TASK REQUIREMENTS:
Pull out each line of the records holding the string "role".

MATERIAL PROVIDED:
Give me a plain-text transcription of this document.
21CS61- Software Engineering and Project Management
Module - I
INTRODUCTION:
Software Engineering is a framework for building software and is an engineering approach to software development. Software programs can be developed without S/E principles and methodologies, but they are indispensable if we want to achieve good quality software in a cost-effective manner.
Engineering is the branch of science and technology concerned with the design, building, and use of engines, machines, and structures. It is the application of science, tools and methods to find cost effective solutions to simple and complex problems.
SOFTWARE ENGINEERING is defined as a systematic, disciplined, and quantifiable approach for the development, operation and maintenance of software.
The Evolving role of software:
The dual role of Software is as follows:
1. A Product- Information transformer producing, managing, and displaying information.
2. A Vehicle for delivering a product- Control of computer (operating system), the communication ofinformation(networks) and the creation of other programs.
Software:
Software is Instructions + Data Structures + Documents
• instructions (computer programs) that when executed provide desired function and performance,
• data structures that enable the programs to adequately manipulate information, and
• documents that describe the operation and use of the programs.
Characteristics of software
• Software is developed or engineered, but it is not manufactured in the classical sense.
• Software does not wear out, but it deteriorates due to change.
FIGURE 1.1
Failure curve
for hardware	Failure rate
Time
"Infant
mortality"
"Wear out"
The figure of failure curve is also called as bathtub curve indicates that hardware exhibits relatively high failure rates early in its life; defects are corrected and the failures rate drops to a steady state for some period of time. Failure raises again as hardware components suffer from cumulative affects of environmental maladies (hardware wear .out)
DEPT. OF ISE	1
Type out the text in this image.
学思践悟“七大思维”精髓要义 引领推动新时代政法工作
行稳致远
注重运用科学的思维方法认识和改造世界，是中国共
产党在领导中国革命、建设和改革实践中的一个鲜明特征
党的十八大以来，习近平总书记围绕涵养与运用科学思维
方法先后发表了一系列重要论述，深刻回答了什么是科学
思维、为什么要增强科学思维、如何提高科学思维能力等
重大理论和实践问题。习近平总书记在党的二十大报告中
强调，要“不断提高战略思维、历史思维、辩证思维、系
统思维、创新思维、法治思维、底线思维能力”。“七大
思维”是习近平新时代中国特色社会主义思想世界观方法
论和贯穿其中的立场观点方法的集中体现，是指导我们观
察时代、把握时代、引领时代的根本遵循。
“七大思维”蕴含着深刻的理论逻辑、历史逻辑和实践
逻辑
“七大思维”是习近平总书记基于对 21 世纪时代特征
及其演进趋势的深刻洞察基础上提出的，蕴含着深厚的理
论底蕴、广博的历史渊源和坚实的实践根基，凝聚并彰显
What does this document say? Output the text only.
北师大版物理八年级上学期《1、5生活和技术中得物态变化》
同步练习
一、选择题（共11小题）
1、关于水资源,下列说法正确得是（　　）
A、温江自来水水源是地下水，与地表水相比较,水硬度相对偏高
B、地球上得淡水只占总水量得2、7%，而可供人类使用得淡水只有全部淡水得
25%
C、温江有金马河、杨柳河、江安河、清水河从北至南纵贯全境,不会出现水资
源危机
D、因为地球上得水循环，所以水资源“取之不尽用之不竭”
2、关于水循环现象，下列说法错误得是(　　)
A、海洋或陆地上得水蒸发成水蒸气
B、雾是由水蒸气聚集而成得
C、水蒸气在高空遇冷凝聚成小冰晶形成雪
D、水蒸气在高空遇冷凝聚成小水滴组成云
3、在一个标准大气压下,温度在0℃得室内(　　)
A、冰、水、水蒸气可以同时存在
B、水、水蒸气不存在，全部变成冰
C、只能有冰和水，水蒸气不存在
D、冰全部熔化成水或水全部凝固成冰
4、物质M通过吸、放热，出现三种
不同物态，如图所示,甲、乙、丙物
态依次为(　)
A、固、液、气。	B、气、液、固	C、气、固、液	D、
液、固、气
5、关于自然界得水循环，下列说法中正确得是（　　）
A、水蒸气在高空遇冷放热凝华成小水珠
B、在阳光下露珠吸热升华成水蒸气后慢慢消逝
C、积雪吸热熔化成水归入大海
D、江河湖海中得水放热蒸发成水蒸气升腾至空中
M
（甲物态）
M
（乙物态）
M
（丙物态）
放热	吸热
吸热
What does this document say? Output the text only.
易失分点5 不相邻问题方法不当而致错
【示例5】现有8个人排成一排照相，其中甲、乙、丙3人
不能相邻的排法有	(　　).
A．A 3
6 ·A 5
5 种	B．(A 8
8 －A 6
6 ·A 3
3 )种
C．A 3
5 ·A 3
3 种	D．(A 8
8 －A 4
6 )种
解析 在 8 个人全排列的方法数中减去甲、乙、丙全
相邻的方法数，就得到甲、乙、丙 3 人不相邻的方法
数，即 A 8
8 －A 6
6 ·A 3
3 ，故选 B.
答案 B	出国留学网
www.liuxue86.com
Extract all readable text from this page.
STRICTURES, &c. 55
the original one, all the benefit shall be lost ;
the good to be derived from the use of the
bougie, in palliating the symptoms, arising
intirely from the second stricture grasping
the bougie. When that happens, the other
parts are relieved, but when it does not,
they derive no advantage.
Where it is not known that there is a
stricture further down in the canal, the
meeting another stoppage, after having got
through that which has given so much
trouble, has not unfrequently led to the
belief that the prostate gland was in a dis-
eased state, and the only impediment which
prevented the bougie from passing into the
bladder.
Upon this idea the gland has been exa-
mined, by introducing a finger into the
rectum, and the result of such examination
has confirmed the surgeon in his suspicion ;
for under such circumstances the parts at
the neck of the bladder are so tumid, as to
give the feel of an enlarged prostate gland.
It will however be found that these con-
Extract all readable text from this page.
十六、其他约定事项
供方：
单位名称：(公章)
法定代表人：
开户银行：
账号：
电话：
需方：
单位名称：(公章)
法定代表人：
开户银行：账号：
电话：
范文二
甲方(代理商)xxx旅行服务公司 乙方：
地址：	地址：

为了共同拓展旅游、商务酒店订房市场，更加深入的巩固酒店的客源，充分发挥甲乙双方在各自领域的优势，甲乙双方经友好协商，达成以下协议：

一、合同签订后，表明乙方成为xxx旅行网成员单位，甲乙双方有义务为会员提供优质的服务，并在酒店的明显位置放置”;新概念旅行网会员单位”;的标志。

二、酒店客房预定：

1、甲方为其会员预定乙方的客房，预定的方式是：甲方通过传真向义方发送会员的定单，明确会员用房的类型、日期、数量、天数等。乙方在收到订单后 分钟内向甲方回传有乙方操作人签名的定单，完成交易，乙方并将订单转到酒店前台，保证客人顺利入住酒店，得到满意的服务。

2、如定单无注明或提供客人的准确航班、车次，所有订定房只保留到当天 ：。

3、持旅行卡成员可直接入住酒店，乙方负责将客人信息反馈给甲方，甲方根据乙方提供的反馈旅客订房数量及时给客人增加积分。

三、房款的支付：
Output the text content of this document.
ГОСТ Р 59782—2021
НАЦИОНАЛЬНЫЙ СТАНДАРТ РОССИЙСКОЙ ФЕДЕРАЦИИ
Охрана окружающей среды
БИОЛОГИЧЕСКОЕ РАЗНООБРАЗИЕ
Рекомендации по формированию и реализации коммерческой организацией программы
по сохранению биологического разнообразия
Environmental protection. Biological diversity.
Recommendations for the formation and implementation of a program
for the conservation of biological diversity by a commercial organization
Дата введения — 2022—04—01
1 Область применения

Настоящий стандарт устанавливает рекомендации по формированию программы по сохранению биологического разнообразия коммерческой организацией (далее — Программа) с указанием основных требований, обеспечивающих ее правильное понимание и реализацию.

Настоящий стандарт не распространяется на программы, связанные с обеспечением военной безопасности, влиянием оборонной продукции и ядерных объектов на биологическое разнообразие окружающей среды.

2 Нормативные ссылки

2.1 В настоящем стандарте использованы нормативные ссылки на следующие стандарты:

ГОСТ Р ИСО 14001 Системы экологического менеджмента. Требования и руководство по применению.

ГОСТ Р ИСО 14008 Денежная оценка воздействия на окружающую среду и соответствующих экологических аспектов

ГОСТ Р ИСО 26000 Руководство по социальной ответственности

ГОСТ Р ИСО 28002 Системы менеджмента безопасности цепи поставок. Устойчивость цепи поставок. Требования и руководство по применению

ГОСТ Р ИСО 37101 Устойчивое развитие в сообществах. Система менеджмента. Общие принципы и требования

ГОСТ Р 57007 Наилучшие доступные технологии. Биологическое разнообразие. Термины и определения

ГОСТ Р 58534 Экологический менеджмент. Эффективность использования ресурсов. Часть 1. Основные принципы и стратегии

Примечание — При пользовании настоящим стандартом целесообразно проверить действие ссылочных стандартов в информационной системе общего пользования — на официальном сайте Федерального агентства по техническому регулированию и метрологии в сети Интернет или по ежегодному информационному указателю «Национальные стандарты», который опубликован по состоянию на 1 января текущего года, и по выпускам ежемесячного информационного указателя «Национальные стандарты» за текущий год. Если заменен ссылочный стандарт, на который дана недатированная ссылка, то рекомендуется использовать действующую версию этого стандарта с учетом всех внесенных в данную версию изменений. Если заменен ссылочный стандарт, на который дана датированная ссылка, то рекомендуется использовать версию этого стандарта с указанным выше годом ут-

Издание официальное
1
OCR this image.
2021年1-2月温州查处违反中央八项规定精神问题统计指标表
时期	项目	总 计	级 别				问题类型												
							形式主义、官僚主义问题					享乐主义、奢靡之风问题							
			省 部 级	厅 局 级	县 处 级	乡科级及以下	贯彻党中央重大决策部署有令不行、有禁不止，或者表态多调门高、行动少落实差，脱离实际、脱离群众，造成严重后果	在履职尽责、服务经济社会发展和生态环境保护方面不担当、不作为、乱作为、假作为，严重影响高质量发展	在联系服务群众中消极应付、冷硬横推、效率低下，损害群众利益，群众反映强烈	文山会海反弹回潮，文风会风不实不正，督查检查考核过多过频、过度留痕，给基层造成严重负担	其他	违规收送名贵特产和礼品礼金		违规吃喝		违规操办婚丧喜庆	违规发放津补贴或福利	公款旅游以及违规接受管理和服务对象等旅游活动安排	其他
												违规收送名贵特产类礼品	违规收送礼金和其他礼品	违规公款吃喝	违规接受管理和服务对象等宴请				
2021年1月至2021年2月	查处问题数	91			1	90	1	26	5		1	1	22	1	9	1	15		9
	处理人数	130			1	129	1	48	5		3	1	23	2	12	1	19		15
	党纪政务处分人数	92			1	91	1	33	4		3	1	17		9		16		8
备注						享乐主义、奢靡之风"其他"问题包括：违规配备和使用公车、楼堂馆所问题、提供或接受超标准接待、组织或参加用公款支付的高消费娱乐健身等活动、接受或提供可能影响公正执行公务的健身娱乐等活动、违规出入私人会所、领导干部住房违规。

EXERCISE RESULT:
The Evolving role of software:
The dual role of Software is as follows:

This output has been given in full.